Set task 1
Answer these from the passage on Elizabeth Jennings Graham, one line each and marked (a), (b), (c) like the questions:
(a) Where was she headed on July 16th, 1854?
(b) What reason did the conductor first give for ordering her off?
(c) Which lawyer helped her father take the company to court?
Set task 2
Please summarize the passage on Elizabeth Jennings Graham in two sentences.
Set task 3
Carry the passage on Elizabeth Jennings Graham forward from its final sentence.

Source text
Elizabeth Jennings Graham
Why She's Interesting:
One hundred and one years before Rosa Parks bravely refused to give up her seat on a bus in Montgomery, Alabama, Elizabeth Jennings Graham succeeded in desegregating a private rail line in Brooklyn.
On July 16th, 1854 Elizabeth Jennings Graham, 24 at the time, was headed to the First Colored Congregational Church where she was the organist. She boarded a streetcar of the Third Avenue Railroad Company, a private company with horse-drawn streetcars on rails. The conductor ordered her to get off alleging the car was full. When that proved incorrect, he alleged the other passengers were uncomfortable with her presence. Ms. Graham refused and was forcibly removed when the police arrived.
Elizabeth Jennings Graham was the daughter of a wealthy businessman and her father took Third Avenue Railroad Company to court with the help of a young lawyer named Chester A. Arthur, who would go on to become the 21st President of the United States. He too, was 24 at the time.

Data lines
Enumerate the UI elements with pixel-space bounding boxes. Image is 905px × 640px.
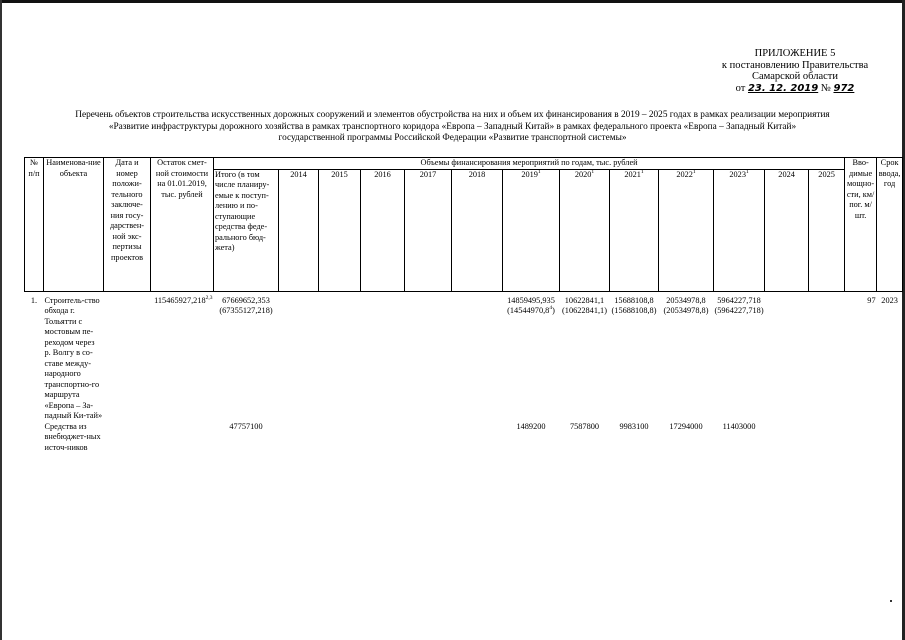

Written reply 1
(a) The First Colored Congregational Church, where she was the organist.
(b) He claimed the car was full.
(c) Chester A. Arthur, who later became the 21st President of the United States.

Written reply 2
In 1854, when she was 24, Elizabeth Jennings Graham boarded a Third Avenue Railroad Company streetcar in Brooklyn and was forcibly removed after refusing the conductor's order to leave. Her father, a wealthy businessman, took the company to court with the help of Chester A. Arthur, a young lawyer who later became the 21st President of the United States.

Written reply 3
The Brooklyn Circuit Court ruled in Ms. Jennings favor and by 1860 all of the streetcars in New York were desegregated, a year before the Civil War began. Thirteen years later New York State passed the Civil Rights Act desegregating all public transportation in the state, thus the New York Subway system (established in 1904) has always been desegregated by law thanks to Elizabeth Jennings Graham.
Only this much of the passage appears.